_Directions_
Continue the news article about Huron parents seeking to split from Coalinga and form their own school district, starting right after its last sentence.

_Extract provided_
Ramirez isn’t the only one who’s frustrated. Hundreds of Huron parents are. It’s not just the commute: School performance is low and students are dropping out. So Huron’s parents came up with a plan: Break away from Coalinga and create their own school district. It’s a long shot, but the state could approve the new district later this summer—a decision Ramirez would support.

“Oh heck yeah, even if my kid's not in the high school anymore I would, because I suffered that when I went to high school,” she says. “Everybody did.”

Huron’s tiny. Blink and you’ve driven through it. Primarily an ag town, it’s one of the poorest cities in California. Almost 100 percent of its 7,000 residents are Latino. Coalinga, home to 17,000 residents, feels more suburban. It’s bigger, whiter, and more affluent, even though both cities are poorer than the state as a whole. These differences are one reason Ben Silva, chairman of the Huron Reorganization Committee, says it’s time to secede.

_Data listing_
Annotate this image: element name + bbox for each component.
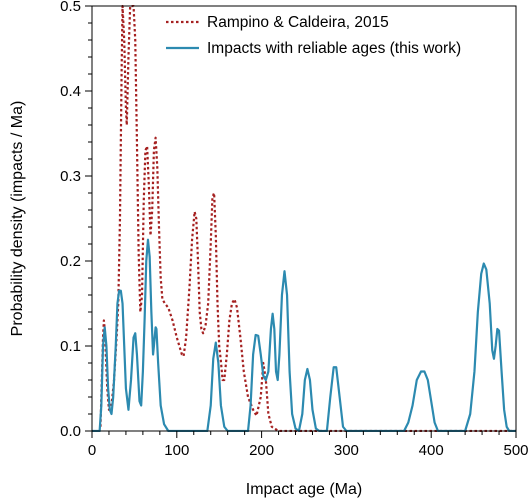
x-axis-title: Impact age (Ma) [246,481,362,498]
x-tick-label: 300 [334,442,359,459]
x-tick-label: 0 [88,442,96,459]
legend: Rampino & Caldeira, 2015 Impacts with re… [166,14,461,57]
series-line-0 [99,5,516,432]
legend-label-this-work: Impacts with reliable ages (this work) [207,40,461,57]
x-tick-label: 200 [249,442,274,459]
legend-label-rampino: Rampino & Caldeira, 2015 [207,14,389,31]
plot-frame [91,5,517,432]
series-layer [92,5,516,432]
y-tick-label: 0.0 [60,423,81,440]
axes: 0 100 200 300 400 500 0.0 0.1 0.2 0.3 0.4 0.5 [60,0,528,459]
x-tick-label: 500 [503,442,528,459]
y-tick-label: 0.1 [60,338,81,355]
y-tick-label: 0.2 [60,253,81,270]
x-tick-label: 100 [164,442,189,459]
y-tick-label: 0.3 [60,168,81,185]
y-tick-label: 0.4 [60,83,81,100]
y-tick-label: 0.5 [60,0,81,15]
y-axis-title: Probability density (impacts / Ma) [9,101,26,337]
series-line-1 [92,238,516,432]
x-tick-label: 400 [419,442,444,459]
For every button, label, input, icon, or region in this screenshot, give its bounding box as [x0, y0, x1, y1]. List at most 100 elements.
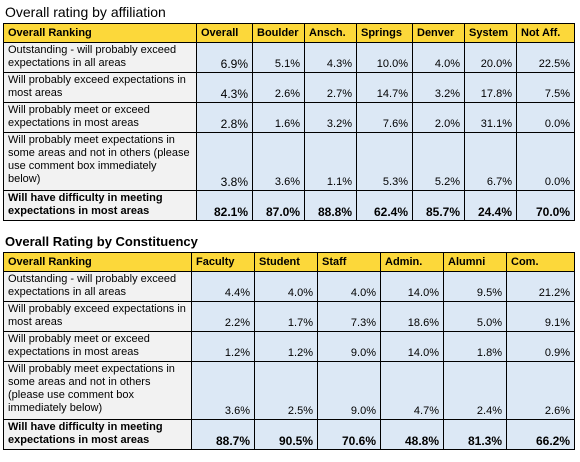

_Result of this task_
“Our future is not gonna be left to somebody else,” Silva says. “It's gonna be left to us. That's the point of it.”

Huron has an elementary and middle school, but Coalinga has the high school. Twelve years ago, Silva says Huron tried to build a high school, but the Coalinga-majority school board voted it down. That’s when Huron said: Let’s just do this ourselves. The committee circulated a petition to create Huron Unified—and it got far more than the 250 signatures it needed.

“Two weeks after turning them in, we still had people coming up wanting to sign,” he says. “We were like, ‘it's already gone, we got enough, but when it's time to vote, we'll remember you.’”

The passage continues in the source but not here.